>> START RECORDS SHOWN

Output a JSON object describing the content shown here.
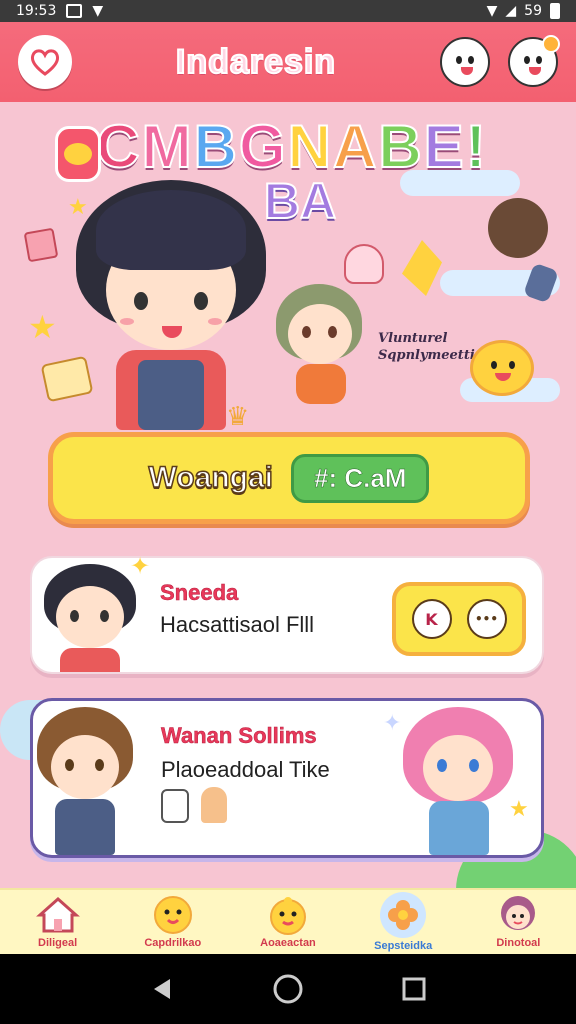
{
  "status_bar": {
    "time": "19:53",
    "battery_text": "59"
  },
  "header": {
    "title": "Indaresin"
  },
  "hero": {
    "title_letters": [
      {
        "ch": "C",
        "color": "#e94a7a"
      },
      {
        "ch": "M",
        "color": "#f06aa0"
      },
      {
        "ch": "B",
        "color": "#5aa8f0"
      },
      {
        "ch": "G",
        "color": "#f05aa0"
      },
      {
        "ch": "N",
        "color": "#ffd23f"
      },
      {
        "ch": "A",
        "color": "#f7a04a"
      },
      {
        "ch": "B",
        "color": "#7ccf5c"
      },
      {
        "ch": "E",
        "color": "#a37be0"
      },
      {
        "ch": "!",
        "color": "#5fc15a"
      }
    ],
    "subtitle": "BA",
    "note_line1": "Vlunturel",
    "note_line2": "Sqpnlymeettin"
  },
  "welcome": {
    "label": "Woangai",
    "code": "#: C.aM"
  },
  "cards": [
    {
      "title": "Sneeda",
      "subtitle": "Hacsattisaol Flll",
      "buttons": [
        "K",
        "•••"
      ]
    },
    {
      "title": "Wanan Sollims",
      "subtitle": "Plaoeaddoal Tike"
    }
  ],
  "bottom_nav": [
    {
      "label": "Diligeal",
      "icon": "home-icon"
    },
    {
      "label": "Capdrilkao",
      "icon": "chick-face-icon"
    },
    {
      "label": "Aoaeactan",
      "icon": "duck-face-icon"
    },
    {
      "label": "Sepsteidka",
      "icon": "flower-icon",
      "active": true
    },
    {
      "label": "Dinotoal",
      "icon": "girl-avatar-icon"
    }
  ],
  "colors": {
    "header": "#f36070",
    "accent_yellow": "#fbe44a",
    "accent_green": "#5fc15a",
    "accent_pink": "#e8385a"
  }
}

>> END RECORDS SHOWN

- CHALLENGE -
Pictures are excluded; repeat every record exactly.

- TASK ANSWER -
Output a JSON object describing the content shown here.
{
  "status_bar": {
    "time": "19:53",
    "battery_text": "59"
  },
  "header": {
    "title": "Indaresin"
  },
  "hero": {
    "title_letters": [
      {
        "ch": "C",
        "color": "#e94a7a"
      },
      {
        "ch": "M",
        "color": "#f06aa0"
      },
      {
        "ch": "B",
        "color": "#5aa8f0"
      },
      {
        "ch": "G",
        "color": "#f05aa0"
      },
      {
        "ch": "N",
        "color": "#ffd23f"
      },
      {
        "ch": "A",
        "color": "#f7a04a"
      },
      {
        "ch": "B",
        "color": "#7ccf5c"
      },
      {
        "ch": "E",
        "color": "#a37be0"
      },
      {
        "ch": "!",
        "color": "#5fc15a"
      }
    ],
    "subtitle": "BA",
    "note_line1": "Vlunturel",
    "note_line2": "Sqpnlymeettin"
  },
  "welcome": {
    "label": "Woangai",
    "code": "#: C.aM"
  },
  "cards": [
    {
      "title": "Sneeda",
      "subtitle": "Hacsattisaol Flll",
      "buttons": [
        "K",
        "•••"
      ]
    },
    {
      "title": "Wanan Sollims",
      "subtitle": "Plaoeaddoal Tike"
    }
  ],
  "bottom_nav": [
    {
      "label": "Diligeal",
      "icon": "home-icon"
    },
    {
      "label": "Capdrilkao",
      "icon": "chick-face-icon"
    },
    {
      "label": "Aoaeactan",
      "icon": "duck-face-icon"
    },
    {
      "label": "Sepsteidka",
      "icon": "flower-icon",
      "active": true
    },
    {
      "label": "Dinotoal",
      "icon": "girl-avatar-icon"
    }
  ],
  "colors": {
    "header": "#f36070",
    "accent_yellow": "#fbe44a",
    "accent_green": "#5fc15a",
    "accent_pink": "#e8385a"
  }
}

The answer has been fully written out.